[start Raw records]

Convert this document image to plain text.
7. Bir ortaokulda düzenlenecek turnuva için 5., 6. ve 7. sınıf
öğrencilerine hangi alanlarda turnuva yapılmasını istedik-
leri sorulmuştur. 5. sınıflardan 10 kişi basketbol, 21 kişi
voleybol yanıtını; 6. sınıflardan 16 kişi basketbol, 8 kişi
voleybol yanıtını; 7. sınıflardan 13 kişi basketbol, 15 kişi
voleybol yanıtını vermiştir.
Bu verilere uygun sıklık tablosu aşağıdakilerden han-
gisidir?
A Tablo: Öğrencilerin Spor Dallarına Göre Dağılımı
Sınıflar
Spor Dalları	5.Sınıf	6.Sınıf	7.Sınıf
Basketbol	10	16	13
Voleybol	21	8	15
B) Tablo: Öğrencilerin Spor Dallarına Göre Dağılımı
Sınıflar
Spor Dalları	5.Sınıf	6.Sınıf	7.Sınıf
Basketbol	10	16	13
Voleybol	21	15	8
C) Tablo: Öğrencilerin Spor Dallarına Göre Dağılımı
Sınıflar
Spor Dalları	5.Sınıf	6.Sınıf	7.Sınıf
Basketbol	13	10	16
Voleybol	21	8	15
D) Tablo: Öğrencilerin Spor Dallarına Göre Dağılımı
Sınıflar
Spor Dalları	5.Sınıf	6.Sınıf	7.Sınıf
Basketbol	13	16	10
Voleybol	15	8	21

[end Raw records]

Your objective
Print all the data exactly.

Reply
Convert this document image to plain text.
7. Bir ortaokulda düzenlenecek turnuva için 5., 6. ve 7. sınıf
öğrencilerine hangi alanlarda turnuva yapılmasını istedik-
leri sorulmuştur. 5. sınıflardan 10 kişi basketbol, 21 kişi
voleybol yanıtını; 6. sınıflardan 16 kişi basketbol, 8 kişi
voleybol yanıtını; 7. sınıflardan 13 kişi basketbol, 15 kişi
voleybol yanıtını vermiştir.
Bu verilere uygun sıklık tablosu aşağıdakilerden han-
gisidir?
A Tablo: Öğrencilerin Spor Dallarına Göre Dağılımı
Sınıflar
Spor Dalları	5.Sınıf	6.Sınıf	7.Sınıf
Basketbol	10	16	13
Voleybol	21	8	15
B) Tablo: Öğrencilerin Spor Dallarına Göre Dağılımı
Sınıflar
Spor Dalları	5.Sınıf	6.Sınıf	7.Sınıf
Basketbol	10	16	13
Voleybol	21	15	8
C) Tablo: Öğrencilerin Spor Dallarına Göre Dağılımı
Sınıflar
Spor Dalları	5.Sınıf	6.Sınıf	7.Sınıf
Basketbol	13	10	16
Voleybol	21	8	15
D) Tablo: Öğrencilerin Spor Dallarına Göre Dağılımı
Sınıflar
Spor Dalları	5.Sınıf	6.Sınıf	7.Sınıf
Basketbol	13	16	10
Voleybol	15	8	21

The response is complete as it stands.